# START OF Task input

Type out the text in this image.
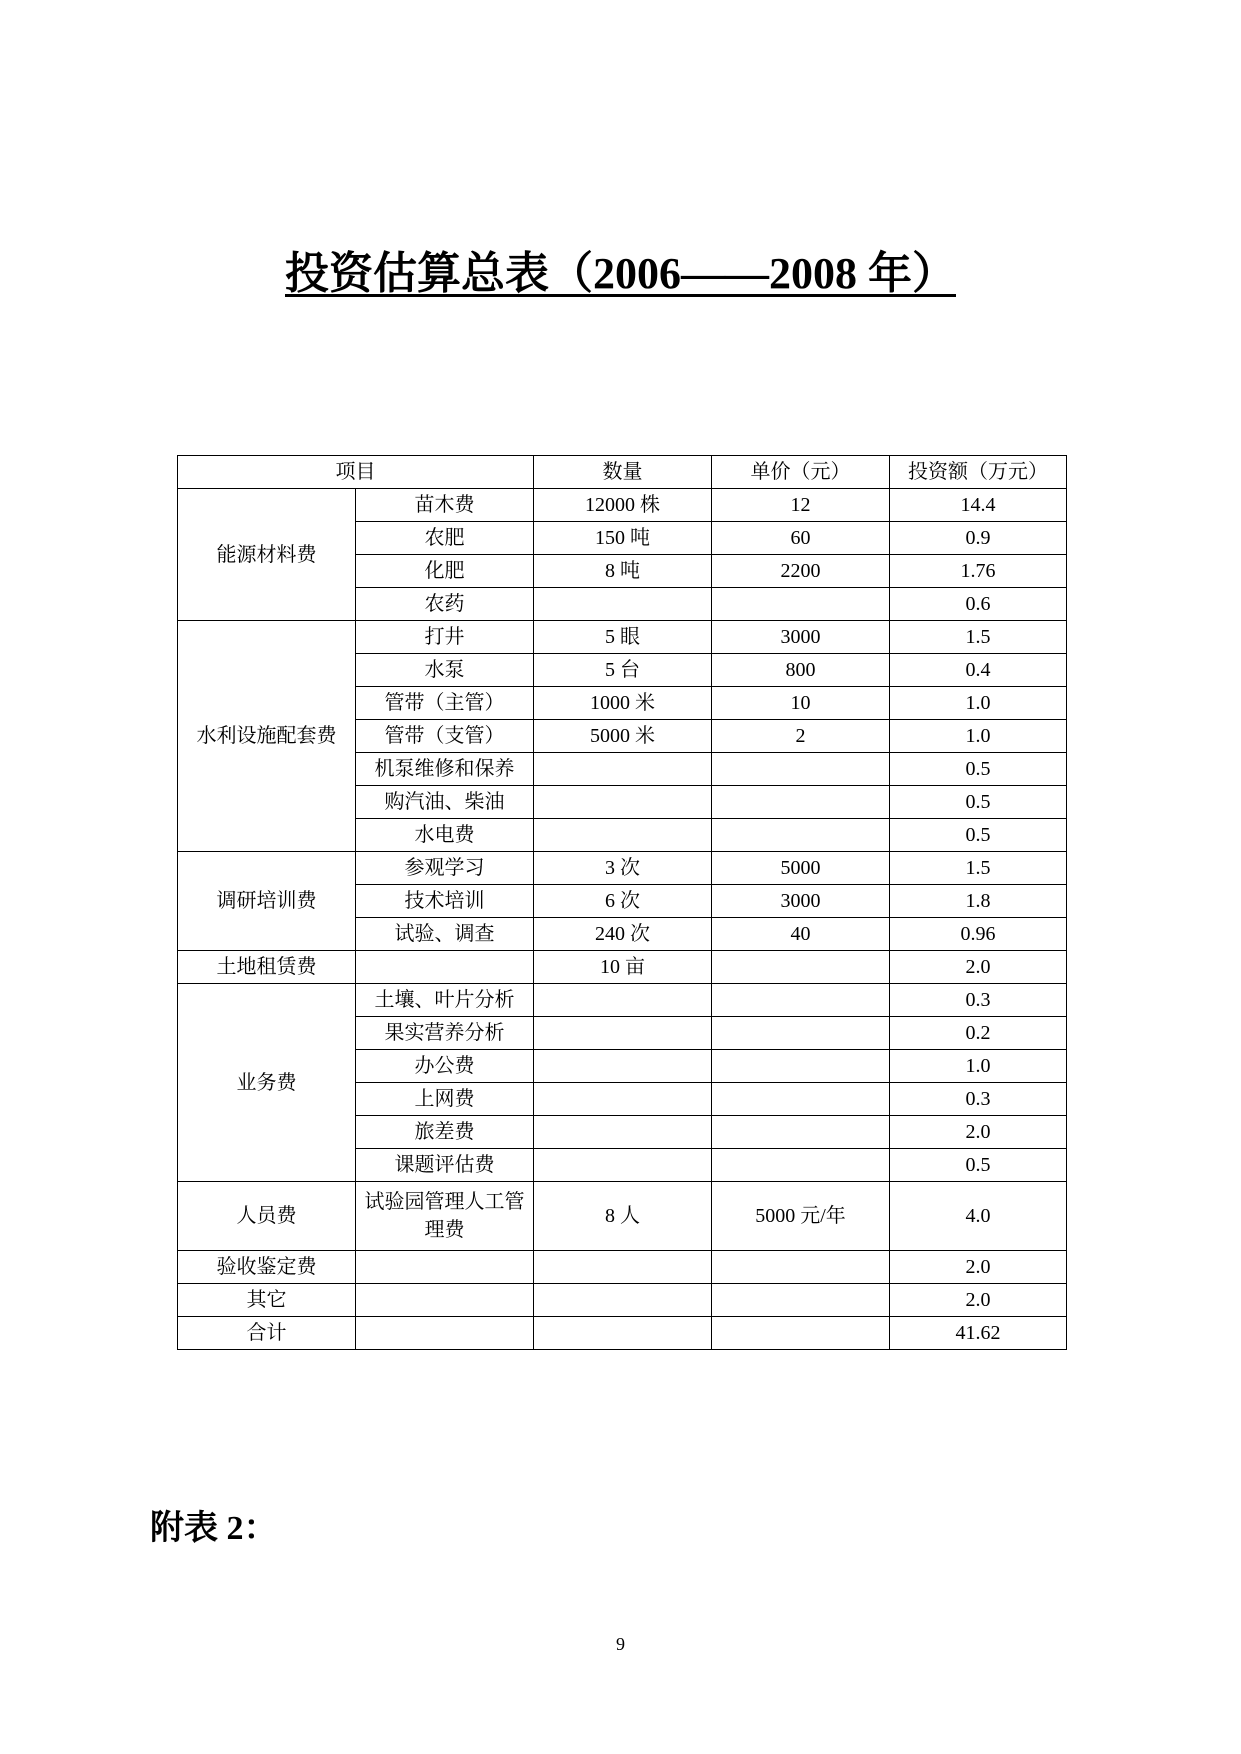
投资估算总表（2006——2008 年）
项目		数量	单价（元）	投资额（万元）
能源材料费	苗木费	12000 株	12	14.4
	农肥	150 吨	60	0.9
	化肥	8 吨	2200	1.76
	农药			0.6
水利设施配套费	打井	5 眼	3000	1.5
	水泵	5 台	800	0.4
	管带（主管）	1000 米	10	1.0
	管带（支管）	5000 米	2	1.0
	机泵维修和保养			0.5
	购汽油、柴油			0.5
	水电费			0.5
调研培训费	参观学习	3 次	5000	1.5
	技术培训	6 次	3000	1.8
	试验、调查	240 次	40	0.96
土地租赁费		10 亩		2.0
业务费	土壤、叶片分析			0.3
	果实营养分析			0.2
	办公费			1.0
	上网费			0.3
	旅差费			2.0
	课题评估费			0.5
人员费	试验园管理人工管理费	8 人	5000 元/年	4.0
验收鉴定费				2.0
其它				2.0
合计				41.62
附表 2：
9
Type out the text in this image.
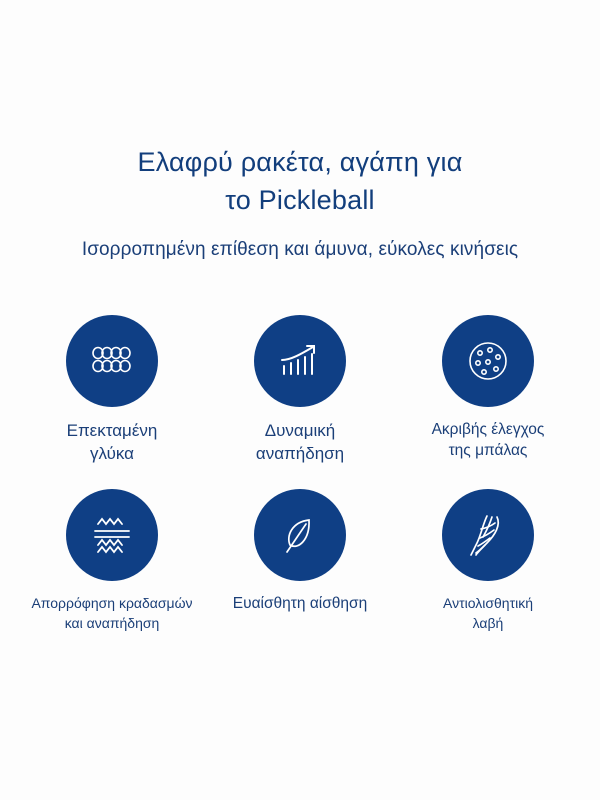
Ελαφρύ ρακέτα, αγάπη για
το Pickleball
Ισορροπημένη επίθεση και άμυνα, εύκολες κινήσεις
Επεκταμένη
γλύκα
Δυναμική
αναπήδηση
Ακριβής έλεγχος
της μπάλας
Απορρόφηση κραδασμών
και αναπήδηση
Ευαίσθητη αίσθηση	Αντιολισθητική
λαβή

# END OF Task input

Request. Give back every line exactly as it stands, pictures excluded.

Finished answer.
Type out the text in this image.
投资估算总表（2006——2008 年）
项目		数量	单价（元）	投资额（万元）
能源材料费	苗木费	12000 株	12	14.4
	农肥	150 吨	60	0.9
	化肥	8 吨	2200	1.76
	农药			0.6
水利设施配套费	打井	5 眼	3000	1.5
	水泵	5 台	800	0.4
	管带（主管）	1000 米	10	1.0
	管带（支管）	5000 米	2	1.0
	机泵维修和保养			0.5
	购汽油、柴油			0.5
	水电费			0.5
调研培训费	参观学习	3 次	5000	1.5
	技术培训	6 次	3000	1.8
	试验、调查	240 次	40	0.96
土地租赁费		10 亩		2.0
业务费	土壤、叶片分析			0.3
	果实营养分析			0.2
	办公费			1.0
	上网费			0.3
	旅差费			2.0
	课题评估费			0.5
人员费	试验园管理人工管理费	8 人	5000 元/年	4.0
验收鉴定费				2.0
其它				2.0
合计				41.62
附表 2：
9
Type out the text in this image.
Ελαφρύ ρακέτα, αγάπη για
το Pickleball
Ισορροπημένη επίθεση και άμυνα, εύκολες κινήσεις
Επεκταμένη
γλύκα
Δυναμική
αναπήδηση
Ακριβής έλεγχος
της μπάλας
Απορρόφηση κραδασμών
και αναπήδηση
Ευαίσθητη αίσθηση	Αντιολισθητική
λαβή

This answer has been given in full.